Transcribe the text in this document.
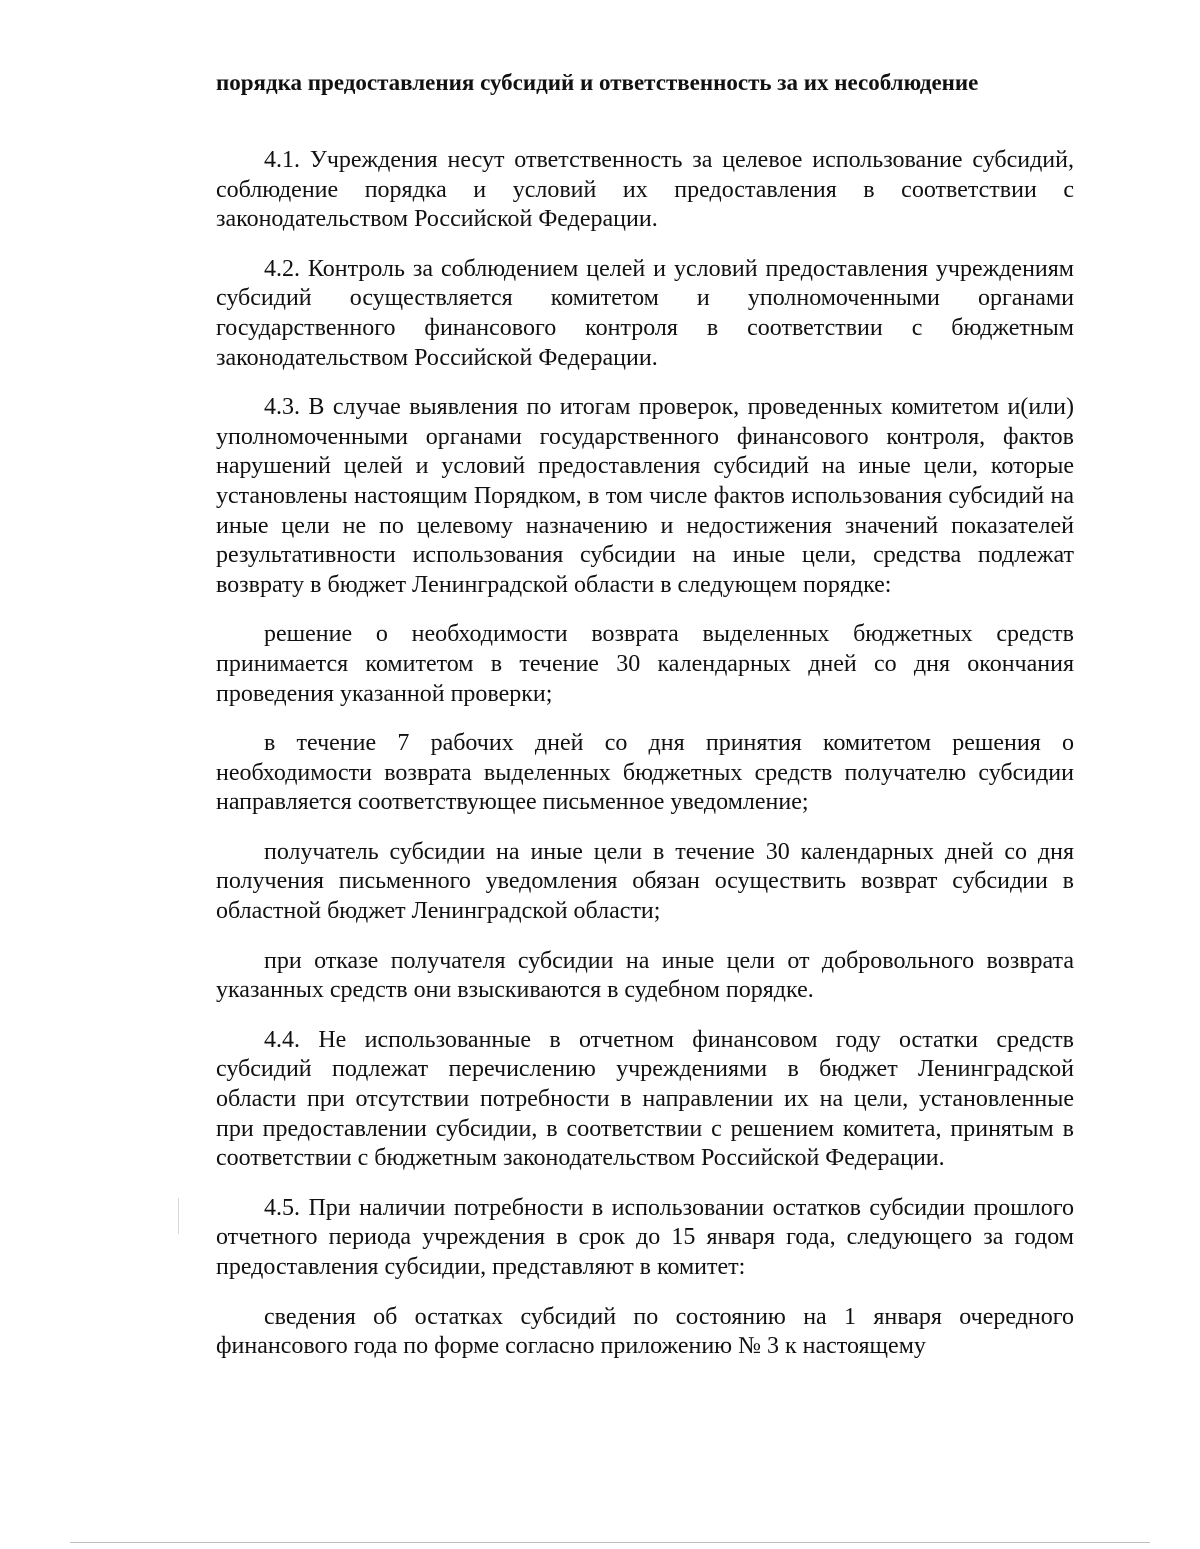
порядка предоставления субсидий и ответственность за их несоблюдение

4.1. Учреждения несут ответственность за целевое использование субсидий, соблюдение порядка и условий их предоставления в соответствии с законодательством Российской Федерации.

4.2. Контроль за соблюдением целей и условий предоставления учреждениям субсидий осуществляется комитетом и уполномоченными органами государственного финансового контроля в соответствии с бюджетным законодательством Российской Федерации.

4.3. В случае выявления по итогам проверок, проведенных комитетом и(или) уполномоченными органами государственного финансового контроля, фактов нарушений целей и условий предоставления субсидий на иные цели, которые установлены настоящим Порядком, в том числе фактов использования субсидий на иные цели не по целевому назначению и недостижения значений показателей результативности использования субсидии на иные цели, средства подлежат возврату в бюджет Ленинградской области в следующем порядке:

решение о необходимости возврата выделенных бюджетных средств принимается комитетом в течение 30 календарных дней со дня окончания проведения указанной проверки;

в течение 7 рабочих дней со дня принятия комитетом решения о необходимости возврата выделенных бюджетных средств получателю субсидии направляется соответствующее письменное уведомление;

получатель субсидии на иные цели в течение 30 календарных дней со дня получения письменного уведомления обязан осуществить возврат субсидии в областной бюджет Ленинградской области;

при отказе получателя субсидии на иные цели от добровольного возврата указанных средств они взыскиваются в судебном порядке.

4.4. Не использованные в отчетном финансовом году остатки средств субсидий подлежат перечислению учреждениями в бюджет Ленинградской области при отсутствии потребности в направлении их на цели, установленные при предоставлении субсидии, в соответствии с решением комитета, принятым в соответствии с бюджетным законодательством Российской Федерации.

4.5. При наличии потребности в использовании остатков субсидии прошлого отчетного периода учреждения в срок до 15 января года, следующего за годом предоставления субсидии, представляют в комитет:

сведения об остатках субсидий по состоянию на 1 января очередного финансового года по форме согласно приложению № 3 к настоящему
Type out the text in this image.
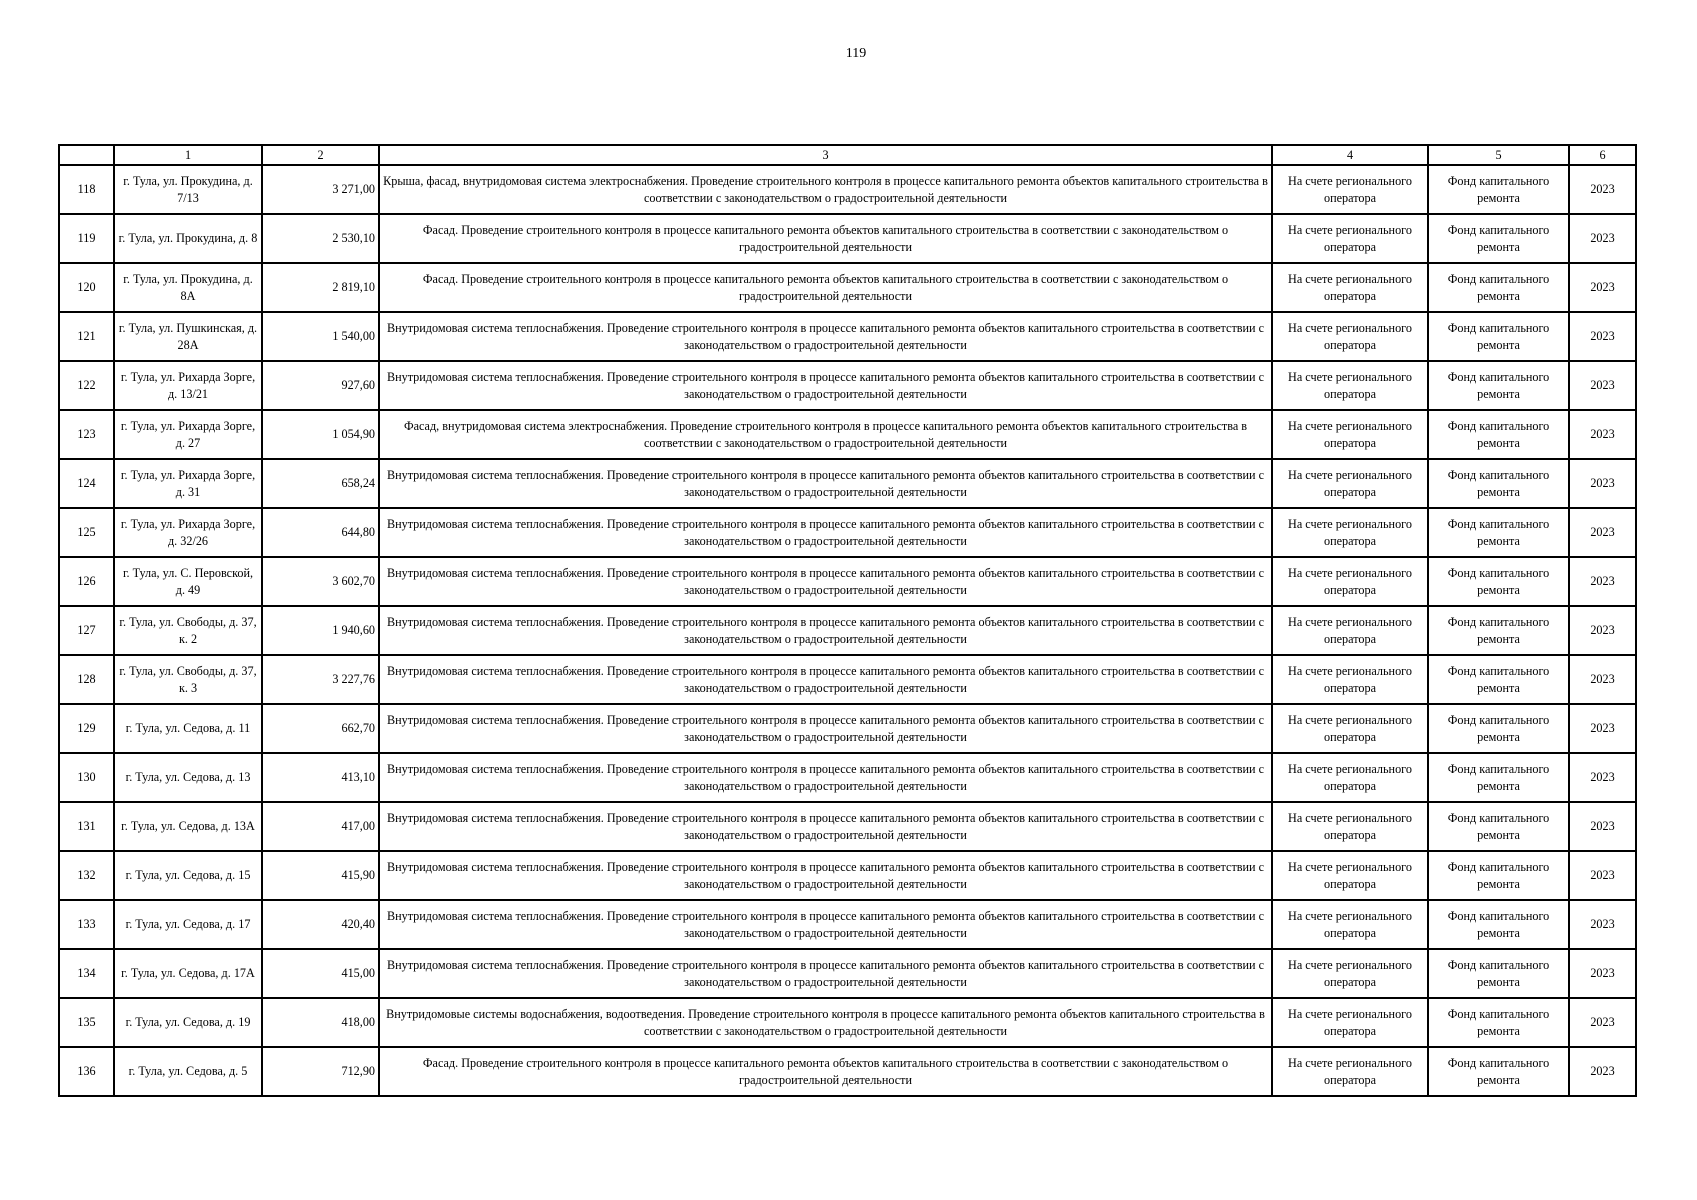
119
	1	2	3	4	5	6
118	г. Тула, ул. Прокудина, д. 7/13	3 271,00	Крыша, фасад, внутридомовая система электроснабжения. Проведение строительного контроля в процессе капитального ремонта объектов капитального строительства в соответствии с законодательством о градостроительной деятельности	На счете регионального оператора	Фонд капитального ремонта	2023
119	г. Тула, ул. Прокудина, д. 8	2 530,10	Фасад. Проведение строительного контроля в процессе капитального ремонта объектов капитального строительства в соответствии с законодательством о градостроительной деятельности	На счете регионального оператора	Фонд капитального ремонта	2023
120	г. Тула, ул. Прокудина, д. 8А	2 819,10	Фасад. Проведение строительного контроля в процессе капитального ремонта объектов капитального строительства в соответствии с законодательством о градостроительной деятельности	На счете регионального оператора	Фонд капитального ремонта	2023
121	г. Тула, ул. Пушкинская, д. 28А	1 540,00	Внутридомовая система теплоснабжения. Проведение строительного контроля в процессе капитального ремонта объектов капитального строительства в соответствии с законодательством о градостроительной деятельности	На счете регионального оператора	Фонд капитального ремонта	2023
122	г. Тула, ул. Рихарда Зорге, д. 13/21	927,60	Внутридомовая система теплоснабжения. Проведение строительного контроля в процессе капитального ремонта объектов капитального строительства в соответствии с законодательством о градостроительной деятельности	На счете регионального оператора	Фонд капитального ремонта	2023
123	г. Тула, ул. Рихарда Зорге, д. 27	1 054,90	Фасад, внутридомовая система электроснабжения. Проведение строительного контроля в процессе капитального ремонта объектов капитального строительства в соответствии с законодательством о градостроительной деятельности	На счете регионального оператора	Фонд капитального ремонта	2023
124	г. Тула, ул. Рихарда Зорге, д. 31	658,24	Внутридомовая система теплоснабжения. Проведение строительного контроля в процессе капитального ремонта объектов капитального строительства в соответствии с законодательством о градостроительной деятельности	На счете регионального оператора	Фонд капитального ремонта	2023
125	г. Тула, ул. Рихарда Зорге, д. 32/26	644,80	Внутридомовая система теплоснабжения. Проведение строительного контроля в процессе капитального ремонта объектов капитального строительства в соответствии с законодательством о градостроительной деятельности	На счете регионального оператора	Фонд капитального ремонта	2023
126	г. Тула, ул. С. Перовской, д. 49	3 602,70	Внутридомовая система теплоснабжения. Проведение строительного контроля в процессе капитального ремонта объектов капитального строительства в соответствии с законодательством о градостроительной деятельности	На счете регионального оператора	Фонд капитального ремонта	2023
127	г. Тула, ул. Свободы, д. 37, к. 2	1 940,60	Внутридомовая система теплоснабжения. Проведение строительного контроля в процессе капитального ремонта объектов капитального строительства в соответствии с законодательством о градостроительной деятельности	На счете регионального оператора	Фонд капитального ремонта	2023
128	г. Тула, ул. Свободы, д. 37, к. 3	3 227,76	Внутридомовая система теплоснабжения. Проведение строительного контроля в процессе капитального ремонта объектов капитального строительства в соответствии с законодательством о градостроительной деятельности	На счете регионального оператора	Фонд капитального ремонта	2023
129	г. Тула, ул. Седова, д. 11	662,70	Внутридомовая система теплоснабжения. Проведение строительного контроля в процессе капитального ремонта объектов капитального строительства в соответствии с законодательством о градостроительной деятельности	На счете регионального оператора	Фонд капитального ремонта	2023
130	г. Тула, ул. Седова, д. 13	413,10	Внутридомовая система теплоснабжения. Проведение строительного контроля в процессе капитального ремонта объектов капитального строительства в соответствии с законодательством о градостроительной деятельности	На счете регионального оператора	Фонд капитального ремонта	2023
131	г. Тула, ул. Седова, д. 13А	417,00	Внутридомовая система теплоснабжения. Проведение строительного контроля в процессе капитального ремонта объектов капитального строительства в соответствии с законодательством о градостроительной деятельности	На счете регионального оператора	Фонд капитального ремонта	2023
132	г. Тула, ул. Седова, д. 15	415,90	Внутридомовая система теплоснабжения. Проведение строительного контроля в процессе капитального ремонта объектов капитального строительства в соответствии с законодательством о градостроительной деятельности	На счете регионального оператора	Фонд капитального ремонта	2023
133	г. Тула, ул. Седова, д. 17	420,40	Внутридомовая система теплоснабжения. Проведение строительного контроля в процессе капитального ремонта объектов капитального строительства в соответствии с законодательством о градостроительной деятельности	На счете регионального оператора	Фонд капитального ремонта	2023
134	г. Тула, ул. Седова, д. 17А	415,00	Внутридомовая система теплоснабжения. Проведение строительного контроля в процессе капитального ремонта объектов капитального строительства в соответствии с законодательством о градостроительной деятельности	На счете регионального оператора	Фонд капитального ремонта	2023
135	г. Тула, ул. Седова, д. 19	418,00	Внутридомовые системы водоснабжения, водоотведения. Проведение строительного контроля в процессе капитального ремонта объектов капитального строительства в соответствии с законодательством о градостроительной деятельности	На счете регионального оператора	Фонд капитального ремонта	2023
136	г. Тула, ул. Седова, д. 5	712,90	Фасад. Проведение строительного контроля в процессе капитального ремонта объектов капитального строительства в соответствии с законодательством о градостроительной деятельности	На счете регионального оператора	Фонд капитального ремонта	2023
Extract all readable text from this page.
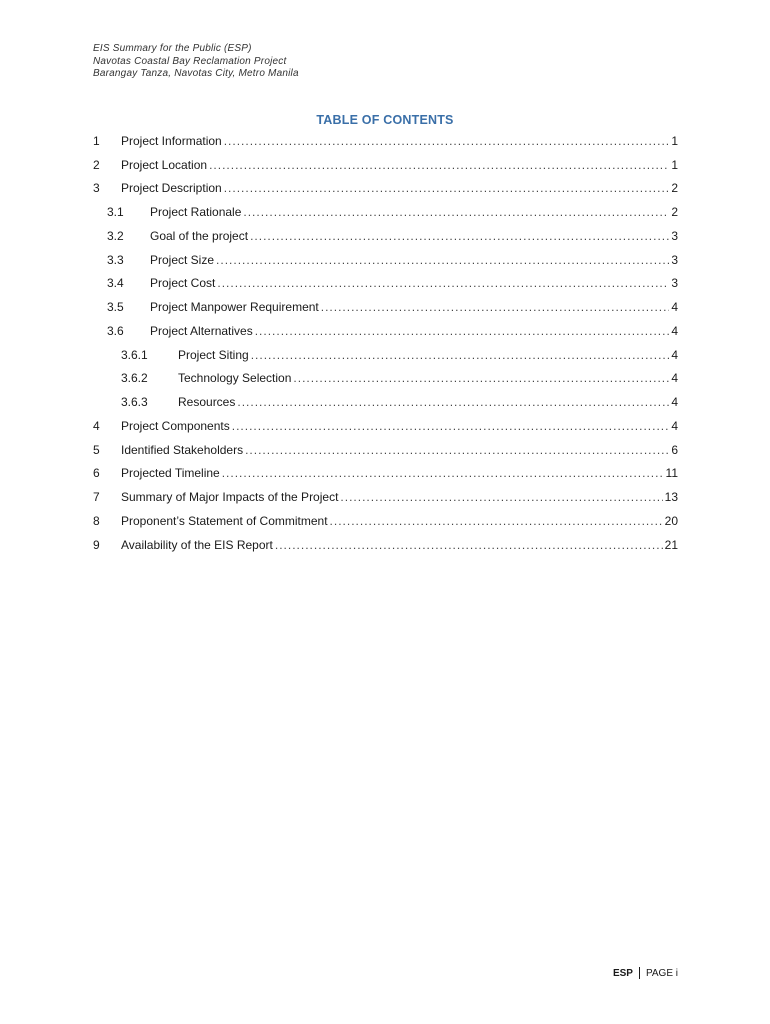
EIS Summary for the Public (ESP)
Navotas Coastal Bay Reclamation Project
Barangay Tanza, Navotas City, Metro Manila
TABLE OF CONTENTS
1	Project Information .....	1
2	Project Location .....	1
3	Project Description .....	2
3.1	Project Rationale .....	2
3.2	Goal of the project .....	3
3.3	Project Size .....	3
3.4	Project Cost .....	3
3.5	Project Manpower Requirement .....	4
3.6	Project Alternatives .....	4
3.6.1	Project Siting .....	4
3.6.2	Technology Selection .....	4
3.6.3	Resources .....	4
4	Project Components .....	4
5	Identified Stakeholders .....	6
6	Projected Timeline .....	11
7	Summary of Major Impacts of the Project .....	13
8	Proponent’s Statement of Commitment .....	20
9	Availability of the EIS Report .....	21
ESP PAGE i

_____

INSTRUCTIONS FOR THE TASK:
In the copy, include all records verbatim but no images.

OUTPUT OF THE TASK:
Transcribe the text in this document.
порядка предоставления субсидий и ответственность за их несоблюдение

4.1. Учреждения несут ответственность за целевое использование субсидий, соблюдение порядка и условий их предоставления в соответствии с законодательством Российской Федерации.

4.2. Контроль за соблюдением целей и условий предоставления учреждениям субсидий осуществляется комитетом и уполномоченными органами государственного финансового контроля в соответствии с бюджетным законодательством Российской Федерации.

4.3. В случае выявления по итогам проверок, проведенных комитетом и(или) уполномоченными органами государственного финансового контроля, фактов нарушений целей и условий предоставления субсидий на иные цели, которые установлены настоящим Порядком, в том числе фактов использования субсидий на иные цели не по целевому назначению и недостижения значений показателей результативности использования субсидии на иные цели, средства подлежат возврату в бюджет Ленинградской области в следующем порядке:

решение о необходимости возврата выделенных бюджетных средств принимается комитетом в течение 30 календарных дней со дня окончания проведения указанной проверки;

в течение 7 рабочих дней со дня принятия комитетом решения о необходимости возврата выделенных бюджетных средств получателю субсидии направляется соответствующее письменное уведомление;

получатель субсидии на иные цели в течение 30 календарных дней со дня получения письменного уведомления обязан осуществить возврат субсидии в областной бюджет Ленинградской области;

при отказе получателя субсидии на иные цели от добровольного возврата указанных средств они взыскиваются в судебном порядке.

4.4. Не использованные в отчетном финансовом году остатки средств субсидий подлежат перечислению учреждениями в бюджет Ленинградской области при отсутствии потребности в направлении их на цели, установленные при предоставлении субсидии, в соответствии с решением комитета, принятым в соответствии с бюджетным законодательством Российской Федерации.

4.5. При наличии потребности в использовании остатков субсидии прошлого отчетного периода учреждения в срок до 15 января года, следующего за годом предоставления субсидии, представляют в комитет:

сведения об остатках субсидий по состоянию на 1 января очередного финансового года по форме согласно приложению № 3 к настоящему
Type out the text in this image.
119
	1	2	3	4	5	6
118	г. Тула, ул. Прокудина, д. 7/13	3 271,00	Крыша, фасад, внутридомовая система электроснабжения. Проведение строительного контроля в процессе капитального ремонта объектов капитального строительства в соответствии с законодательством о градостроительной деятельности	На счете регионального оператора	Фонд капитального ремонта	2023
119	г. Тула, ул. Прокудина, д. 8	2 530,10	Фасад. Проведение строительного контроля в процессе капитального ремонта объектов капитального строительства в соответствии с законодательством о градостроительной деятельности	На счете регионального оператора	Фонд капитального ремонта	2023
120	г. Тула, ул. Прокудина, д. 8А	2 819,10	Фасад. Проведение строительного контроля в процессе капитального ремонта объектов капитального строительства в соответствии с законодательством о градостроительной деятельности	На счете регионального оператора	Фонд капитального ремонта	2023
121	г. Тула, ул. Пушкинская, д. 28А	1 540,00	Внутридомовая система теплоснабжения. Проведение строительного контроля в процессе капитального ремонта объектов капитального строительства в соответствии с законодательством о градостроительной деятельности	На счете регионального оператора	Фонд капитального ремонта	2023
122	г. Тула, ул. Рихарда Зорге, д. 13/21	927,60	Внутридомовая система теплоснабжения. Проведение строительного контроля в процессе капитального ремонта объектов капитального строительства в соответствии с законодательством о градостроительной деятельности	На счете регионального оператора	Фонд капитального ремонта	2023
123	г. Тула, ул. Рихарда Зорге, д. 27	1 054,90	Фасад, внутридомовая система электроснабжения. Проведение строительного контроля в процессе капитального ремонта объектов капитального строительства в соответствии с законодательством о градостроительной деятельности	На счете регионального оператора	Фонд капитального ремонта	2023
124	г. Тула, ул. Рихарда Зорге, д. 31	658,24	Внутридомовая система теплоснабжения. Проведение строительного контроля в процессе капитального ремонта объектов капитального строительства в соответствии с законодательством о градостроительной деятельности	На счете регионального оператора	Фонд капитального ремонта	2023
125	г. Тула, ул. Рихарда Зорге, д. 32/26	644,80	Внутридомовая система теплоснабжения. Проведение строительного контроля в процессе капитального ремонта объектов капитального строительства в соответствии с законодательством о градостроительной деятельности	На счете регионального оператора	Фонд капитального ремонта	2023
126	г. Тула, ул. С. Перовской, д. 49	3 602,70	Внутридомовая система теплоснабжения. Проведение строительного контроля в процессе капитального ремонта объектов капитального строительства в соответствии с законодательством о градостроительной деятельности	На счете регионального оператора	Фонд капитального ремонта	2023
127	г. Тула, ул. Свободы, д. 37, к. 2	1 940,60	Внутридомовая система теплоснабжения. Проведение строительного контроля в процессе капитального ремонта объектов капитального строительства в соответствии с законодательством о градостроительной деятельности	На счете регионального оператора	Фонд капитального ремонта	2023
128	г. Тула, ул. Свободы, д. 37, к. 3	3 227,76	Внутридомовая система теплоснабжения. Проведение строительного контроля в процессе капитального ремонта объектов капитального строительства в соответствии с законодательством о градостроительной деятельности	На счете регионального оператора	Фонд капитального ремонта	2023
129	г. Тула, ул. Седова, д. 11	662,70	Внутридомовая система теплоснабжения. Проведение строительного контроля в процессе капитального ремонта объектов капитального строительства в соответствии с законодательством о градостроительной деятельности	На счете регионального оператора	Фонд капитального ремонта	2023
130	г. Тула, ул. Седова, д. 13	413,10	Внутридомовая система теплоснабжения. Проведение строительного контроля в процессе капитального ремонта объектов капитального строительства в соответствии с законодательством о градостроительной деятельности	На счете регионального оператора	Фонд капитального ремонта	2023
131	г. Тула, ул. Седова, д. 13А	417,00	Внутридомовая система теплоснабжения. Проведение строительного контроля в процессе капитального ремонта объектов капитального строительства в соответствии с законодательством о градостроительной деятельности	На счете регионального оператора	Фонд капитального ремонта	2023
132	г. Тула, ул. Седова, д. 15	415,90	Внутридомовая система теплоснабжения. Проведение строительного контроля в процессе капитального ремонта объектов капитального строительства в соответствии с законодательством о градостроительной деятельности	На счете регионального оператора	Фонд капитального ремонта	2023
133	г. Тула, ул. Седова, д. 17	420,40	Внутридомовая система теплоснабжения. Проведение строительного контроля в процессе капитального ремонта объектов капитального строительства в соответствии с законодательством о градостроительной деятельности	На счете регионального оператора	Фонд капитального ремонта	2023
134	г. Тула, ул. Седова, д. 17А	415,00	Внутридомовая система теплоснабжения. Проведение строительного контроля в процессе капитального ремонта объектов капитального строительства в соответствии с законодательством о градостроительной деятельности	На счете регионального оператора	Фонд капитального ремонта	2023
135	г. Тула, ул. Седова, д. 19	418,00	Внутридомовые системы водоснабжения, водоотведения. Проведение строительного контроля в процессе капитального ремонта объектов капитального строительства в соответствии с законодательством о градостроительной деятельности	На счете регионального оператора	Фонд капитального ремонта	2023
136	г. Тула, ул. Седова, д. 5	712,90	Фасад. Проведение строительного контроля в процессе капитального ремонта объектов капитального строительства в соответствии с законодательством о градостроительной деятельности	На счете регионального оператора	Фонд капитального ремонта	2023
Extract all readable text from this page.
EIS Summary for the Public (ESP)
Navotas Coastal Bay Reclamation Project
Barangay Tanza, Navotas City, Metro Manila
TABLE OF CONTENTS
1	Project Information .....	1
2	Project Location .....	1
3	Project Description .....	2
3.1	Project Rationale .....	2
3.2	Goal of the project .....	3
3.3	Project Size .....	3
3.4	Project Cost .....	3
3.5	Project Manpower Requirement .....	4
3.6	Project Alternatives .....	4
3.6.1	Project Siting .....	4
3.6.2	Technology Selection .....	4
3.6.3	Resources .....	4
4	Project Components .....	4
5	Identified Stakeholders .....	6
6	Projected Timeline .....	11
7	Summary of Major Impacts of the Project .....	13
8	Proponent’s Statement of Commitment .....	20
9	Availability of the EIS Report .....	21
ESP PAGE i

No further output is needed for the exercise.